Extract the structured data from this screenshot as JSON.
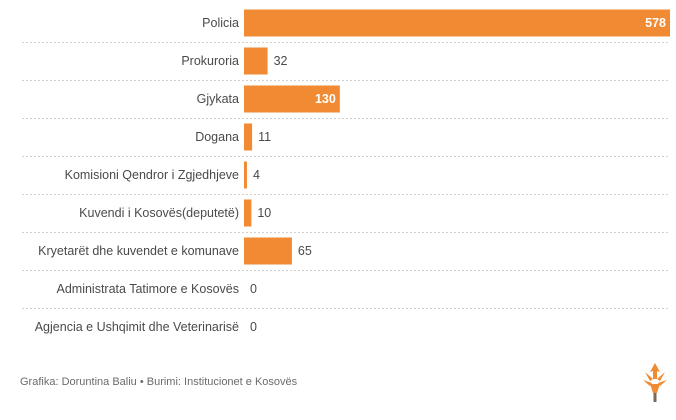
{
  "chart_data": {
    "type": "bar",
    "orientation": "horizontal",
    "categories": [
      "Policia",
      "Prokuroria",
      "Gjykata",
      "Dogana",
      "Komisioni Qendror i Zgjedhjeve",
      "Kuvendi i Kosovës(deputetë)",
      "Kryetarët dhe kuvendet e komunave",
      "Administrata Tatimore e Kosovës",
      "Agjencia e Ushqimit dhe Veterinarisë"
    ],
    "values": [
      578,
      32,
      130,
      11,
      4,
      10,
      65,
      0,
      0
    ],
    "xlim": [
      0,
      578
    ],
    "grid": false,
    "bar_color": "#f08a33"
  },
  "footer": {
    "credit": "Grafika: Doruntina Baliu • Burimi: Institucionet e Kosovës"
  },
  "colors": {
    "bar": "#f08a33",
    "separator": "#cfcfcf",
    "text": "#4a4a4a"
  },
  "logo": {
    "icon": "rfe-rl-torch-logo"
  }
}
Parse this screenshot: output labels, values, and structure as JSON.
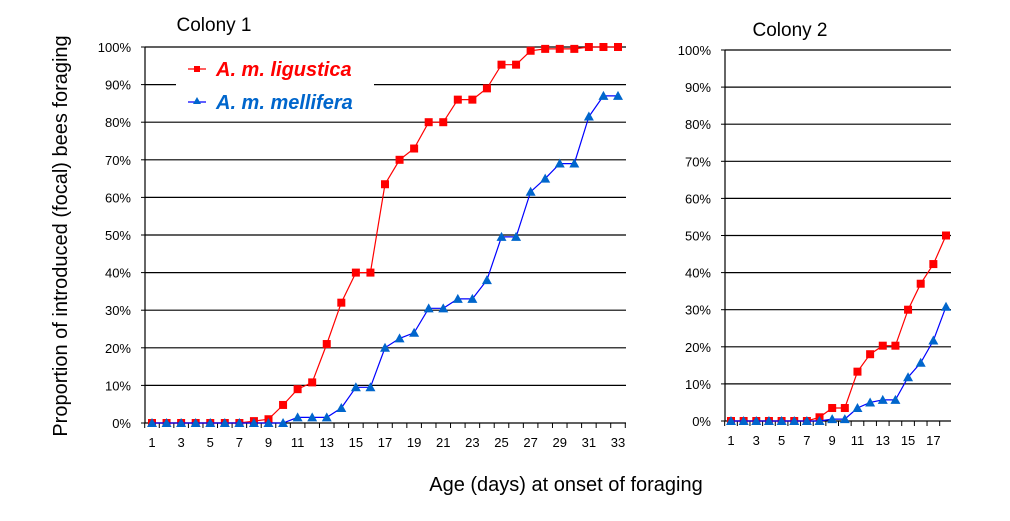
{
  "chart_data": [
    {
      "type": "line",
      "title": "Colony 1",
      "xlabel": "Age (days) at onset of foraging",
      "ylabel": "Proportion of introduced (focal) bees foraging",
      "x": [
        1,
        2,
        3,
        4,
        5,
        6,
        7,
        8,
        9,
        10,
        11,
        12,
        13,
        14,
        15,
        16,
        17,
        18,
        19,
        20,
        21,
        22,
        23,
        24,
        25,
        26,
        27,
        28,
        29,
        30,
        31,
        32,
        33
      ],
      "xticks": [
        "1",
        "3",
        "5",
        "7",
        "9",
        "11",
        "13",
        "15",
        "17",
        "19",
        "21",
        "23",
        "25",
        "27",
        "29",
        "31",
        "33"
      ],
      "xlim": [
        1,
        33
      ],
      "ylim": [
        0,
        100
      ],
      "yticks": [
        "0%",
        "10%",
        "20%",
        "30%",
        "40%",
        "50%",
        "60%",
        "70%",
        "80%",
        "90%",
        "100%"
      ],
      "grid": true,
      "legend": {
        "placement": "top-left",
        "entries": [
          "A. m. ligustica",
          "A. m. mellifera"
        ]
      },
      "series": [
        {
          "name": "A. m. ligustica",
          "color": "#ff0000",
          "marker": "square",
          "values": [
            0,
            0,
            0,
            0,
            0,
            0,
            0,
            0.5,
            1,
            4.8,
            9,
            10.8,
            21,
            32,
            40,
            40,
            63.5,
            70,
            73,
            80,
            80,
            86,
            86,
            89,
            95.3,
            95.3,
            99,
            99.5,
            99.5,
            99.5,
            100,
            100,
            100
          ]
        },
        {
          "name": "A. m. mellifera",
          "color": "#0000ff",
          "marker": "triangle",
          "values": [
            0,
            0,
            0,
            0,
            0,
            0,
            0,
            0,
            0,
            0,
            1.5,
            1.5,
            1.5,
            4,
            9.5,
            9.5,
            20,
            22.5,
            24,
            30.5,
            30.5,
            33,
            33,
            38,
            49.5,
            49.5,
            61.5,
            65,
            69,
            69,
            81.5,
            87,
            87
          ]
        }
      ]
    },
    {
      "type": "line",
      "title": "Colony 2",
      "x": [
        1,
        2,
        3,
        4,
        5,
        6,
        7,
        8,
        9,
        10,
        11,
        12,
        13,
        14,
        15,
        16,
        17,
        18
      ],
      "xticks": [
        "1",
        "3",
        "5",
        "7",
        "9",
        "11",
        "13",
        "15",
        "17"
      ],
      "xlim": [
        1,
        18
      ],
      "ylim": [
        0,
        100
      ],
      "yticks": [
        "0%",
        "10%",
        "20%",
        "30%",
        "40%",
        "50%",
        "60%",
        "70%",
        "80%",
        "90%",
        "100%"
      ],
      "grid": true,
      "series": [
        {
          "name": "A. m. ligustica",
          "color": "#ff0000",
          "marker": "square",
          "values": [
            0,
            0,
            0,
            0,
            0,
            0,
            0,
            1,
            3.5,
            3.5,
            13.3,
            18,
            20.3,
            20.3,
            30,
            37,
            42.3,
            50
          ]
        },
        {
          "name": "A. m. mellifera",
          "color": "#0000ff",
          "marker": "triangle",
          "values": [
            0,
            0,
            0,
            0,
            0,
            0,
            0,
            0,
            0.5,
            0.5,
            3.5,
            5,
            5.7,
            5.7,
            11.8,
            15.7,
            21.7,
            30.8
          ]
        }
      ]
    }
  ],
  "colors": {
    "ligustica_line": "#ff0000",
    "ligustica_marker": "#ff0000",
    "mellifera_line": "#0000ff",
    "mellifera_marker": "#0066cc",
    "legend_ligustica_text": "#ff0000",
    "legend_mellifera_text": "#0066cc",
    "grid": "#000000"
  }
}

--- --- ---

[BRIEF]: Print the complete listing exactly as it stands, without its pictures.

[EXERCISE OUTPUT]:
Extract the structured data from this screenshot as JSON.
{
  "chart_data": {
    "type": "bar",
    "orientation": "horizontal",
    "categories": [
      "Policia",
      "Prokuroria",
      "Gjykata",
      "Dogana",
      "Komisioni Qendror i Zgjedhjeve",
      "Kuvendi i Kosovës(deputetë)",
      "Kryetarët dhe kuvendet e komunave",
      "Administrata Tatimore e Kosovës",
      "Agjencia e Ushqimit dhe Veterinarisë"
    ],
    "values": [
      578,
      32,
      130,
      11,
      4,
      10,
      65,
      0,
      0
    ],
    "xlim": [
      0,
      578
    ],
    "grid": false,
    "bar_color": "#f08a33"
  },
  "footer": {
    "credit": "Grafika: Doruntina Baliu • Burimi: Institucionet e Kosovës"
  },
  "colors": {
    "bar": "#f08a33",
    "separator": "#cfcfcf",
    "text": "#4a4a4a"
  },
  "logo": {
    "icon": "rfe-rl-torch-logo"
  }
}
Parse this screenshot: output labels, values, and structure as JSON.
{
  "chart_data": [
    {
      "type": "line",
      "title": "Colony 1",
      "xlabel": "Age (days) at onset of foraging",
      "ylabel": "Proportion of introduced (focal) bees foraging",
      "x": [
        1,
        2,
        3,
        4,
        5,
        6,
        7,
        8,
        9,
        10,
        11,
        12,
        13,
        14,
        15,
        16,
        17,
        18,
        19,
        20,
        21,
        22,
        23,
        24,
        25,
        26,
        27,
        28,
        29,
        30,
        31,
        32,
        33
      ],
      "xticks": [
        "1",
        "3",
        "5",
        "7",
        "9",
        "11",
        "13",
        "15",
        "17",
        "19",
        "21",
        "23",
        "25",
        "27",
        "29",
        "31",
        "33"
      ],
      "xlim": [
        1,
        33
      ],
      "ylim": [
        0,
        100
      ],
      "yticks": [
        "0%",
        "10%",
        "20%",
        "30%",
        "40%",
        "50%",
        "60%",
        "70%",
        "80%",
        "90%",
        "100%"
      ],
      "grid": true,
      "legend": {
        "placement": "top-left",
        "entries": [
          "A. m. ligustica",
          "A. m. mellifera"
        ]
      },
      "series": [
        {
          "name": "A. m. ligustica",
          "color": "#ff0000",
          "marker": "square",
          "values": [
            0,
            0,
            0,
            0,
            0,
            0,
            0,
            0.5,
            1,
            4.8,
            9,
            10.8,
            21,
            32,
            40,
            40,
            63.5,
            70,
            73,
            80,
            80,
            86,
            86,
            89,
            95.3,
            95.3,
            99,
            99.5,
            99.5,
            99.5,
            100,
            100,
            100
          ]
        },
        {
          "name": "A. m. mellifera",
          "color": "#0000ff",
          "marker": "triangle",
          "values": [
            0,
            0,
            0,
            0,
            0,
            0,
            0,
            0,
            0,
            0,
            1.5,
            1.5,
            1.5,
            4,
            9.5,
            9.5,
            20,
            22.5,
            24,
            30.5,
            30.5,
            33,
            33,
            38,
            49.5,
            49.5,
            61.5,
            65,
            69,
            69,
            81.5,
            87,
            87
          ]
        }
      ]
    },
    {
      "type": "line",
      "title": "Colony 2",
      "x": [
        1,
        2,
        3,
        4,
        5,
        6,
        7,
        8,
        9,
        10,
        11,
        12,
        13,
        14,
        15,
        16,
        17,
        18
      ],
      "xticks": [
        "1",
        "3",
        "5",
        "7",
        "9",
        "11",
        "13",
        "15",
        "17"
      ],
      "xlim": [
        1,
        18
      ],
      "ylim": [
        0,
        100
      ],
      "yticks": [
        "0%",
        "10%",
        "20%",
        "30%",
        "40%",
        "50%",
        "60%",
        "70%",
        "80%",
        "90%",
        "100%"
      ],
      "grid": true,
      "series": [
        {
          "name": "A. m. ligustica",
          "color": "#ff0000",
          "marker": "square",
          "values": [
            0,
            0,
            0,
            0,
            0,
            0,
            0,
            1,
            3.5,
            3.5,
            13.3,
            18,
            20.3,
            20.3,
            30,
            37,
            42.3,
            50
          ]
        },
        {
          "name": "A. m. mellifera",
          "color": "#0000ff",
          "marker": "triangle",
          "values": [
            0,
            0,
            0,
            0,
            0,
            0,
            0,
            0,
            0.5,
            0.5,
            3.5,
            5,
            5.7,
            5.7,
            11.8,
            15.7,
            21.7,
            30.8
          ]
        }
      ]
    }
  ],
  "colors": {
    "ligustica_line": "#ff0000",
    "ligustica_marker": "#ff0000",
    "mellifera_line": "#0000ff",
    "mellifera_marker": "#0066cc",
    "legend_ligustica_text": "#ff0000",
    "legend_mellifera_text": "#0066cc",
    "grid": "#000000"
  }
}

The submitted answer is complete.